START Input records

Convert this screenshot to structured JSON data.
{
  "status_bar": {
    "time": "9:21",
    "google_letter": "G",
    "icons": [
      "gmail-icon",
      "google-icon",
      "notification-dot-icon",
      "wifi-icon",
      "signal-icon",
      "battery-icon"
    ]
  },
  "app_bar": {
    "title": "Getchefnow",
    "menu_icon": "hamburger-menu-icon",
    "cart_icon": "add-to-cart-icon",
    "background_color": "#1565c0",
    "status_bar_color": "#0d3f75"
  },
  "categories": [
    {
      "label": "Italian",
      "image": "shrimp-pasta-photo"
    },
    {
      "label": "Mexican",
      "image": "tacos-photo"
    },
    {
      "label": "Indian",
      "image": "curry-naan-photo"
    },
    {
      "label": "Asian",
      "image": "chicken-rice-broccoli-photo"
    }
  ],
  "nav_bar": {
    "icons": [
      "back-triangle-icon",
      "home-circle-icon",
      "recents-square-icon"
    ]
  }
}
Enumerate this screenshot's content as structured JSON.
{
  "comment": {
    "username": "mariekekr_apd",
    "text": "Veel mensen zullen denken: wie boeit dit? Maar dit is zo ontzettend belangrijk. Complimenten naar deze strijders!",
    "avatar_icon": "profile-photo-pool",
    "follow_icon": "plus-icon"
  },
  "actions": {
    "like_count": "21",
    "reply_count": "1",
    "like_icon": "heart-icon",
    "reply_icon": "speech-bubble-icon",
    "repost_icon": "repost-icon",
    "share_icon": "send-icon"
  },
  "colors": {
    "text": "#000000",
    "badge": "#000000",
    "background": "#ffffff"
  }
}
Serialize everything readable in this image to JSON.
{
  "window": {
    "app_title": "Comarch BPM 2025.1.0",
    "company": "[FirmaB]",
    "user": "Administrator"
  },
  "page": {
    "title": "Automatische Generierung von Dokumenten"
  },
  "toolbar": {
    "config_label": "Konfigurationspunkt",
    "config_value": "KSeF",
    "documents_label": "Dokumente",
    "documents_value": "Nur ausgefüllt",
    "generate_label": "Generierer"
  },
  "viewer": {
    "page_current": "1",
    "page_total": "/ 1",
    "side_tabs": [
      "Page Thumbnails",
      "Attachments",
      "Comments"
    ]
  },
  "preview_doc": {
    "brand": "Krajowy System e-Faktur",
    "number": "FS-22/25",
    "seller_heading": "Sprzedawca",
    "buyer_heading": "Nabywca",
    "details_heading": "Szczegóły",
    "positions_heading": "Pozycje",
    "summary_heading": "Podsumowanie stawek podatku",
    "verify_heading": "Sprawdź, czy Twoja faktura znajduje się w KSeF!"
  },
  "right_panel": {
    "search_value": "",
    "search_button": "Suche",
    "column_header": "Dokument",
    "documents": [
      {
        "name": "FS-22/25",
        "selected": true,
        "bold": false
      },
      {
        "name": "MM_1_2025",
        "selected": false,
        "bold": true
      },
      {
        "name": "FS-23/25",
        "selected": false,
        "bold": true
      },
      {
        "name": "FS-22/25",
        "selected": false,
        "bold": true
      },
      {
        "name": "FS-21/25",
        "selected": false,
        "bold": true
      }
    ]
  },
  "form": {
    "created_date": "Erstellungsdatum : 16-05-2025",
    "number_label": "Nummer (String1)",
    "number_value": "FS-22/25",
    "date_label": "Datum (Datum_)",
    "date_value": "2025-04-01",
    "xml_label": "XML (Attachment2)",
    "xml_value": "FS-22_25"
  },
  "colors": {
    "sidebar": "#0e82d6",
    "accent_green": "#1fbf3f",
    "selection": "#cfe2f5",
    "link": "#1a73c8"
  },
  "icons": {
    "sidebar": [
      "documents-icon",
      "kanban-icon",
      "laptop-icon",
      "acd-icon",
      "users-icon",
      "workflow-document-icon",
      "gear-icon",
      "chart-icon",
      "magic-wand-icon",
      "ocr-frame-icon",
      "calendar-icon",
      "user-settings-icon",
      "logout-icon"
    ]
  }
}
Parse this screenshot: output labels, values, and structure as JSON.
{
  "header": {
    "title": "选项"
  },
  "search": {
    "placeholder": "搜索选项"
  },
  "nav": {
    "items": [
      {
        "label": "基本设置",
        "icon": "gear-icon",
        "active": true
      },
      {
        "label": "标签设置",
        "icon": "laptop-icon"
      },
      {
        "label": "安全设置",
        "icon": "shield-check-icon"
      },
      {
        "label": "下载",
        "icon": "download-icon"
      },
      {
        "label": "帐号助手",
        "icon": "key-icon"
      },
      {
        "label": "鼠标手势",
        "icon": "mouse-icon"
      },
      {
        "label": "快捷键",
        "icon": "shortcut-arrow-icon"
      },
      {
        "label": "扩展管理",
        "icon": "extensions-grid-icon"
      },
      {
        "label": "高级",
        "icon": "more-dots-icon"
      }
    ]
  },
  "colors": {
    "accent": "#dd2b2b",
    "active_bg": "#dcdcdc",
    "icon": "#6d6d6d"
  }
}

END Input records

__Directive__: Reproduce each line of the material containing the word "JSON".

__Response below__:
Convert this screenshot to structured JSON data.
Enumerate this screenshot's content as structured JSON.
Serialize everything readable in this image to JSON.
Parse this screenshot: output labels, values, and structure as JSON.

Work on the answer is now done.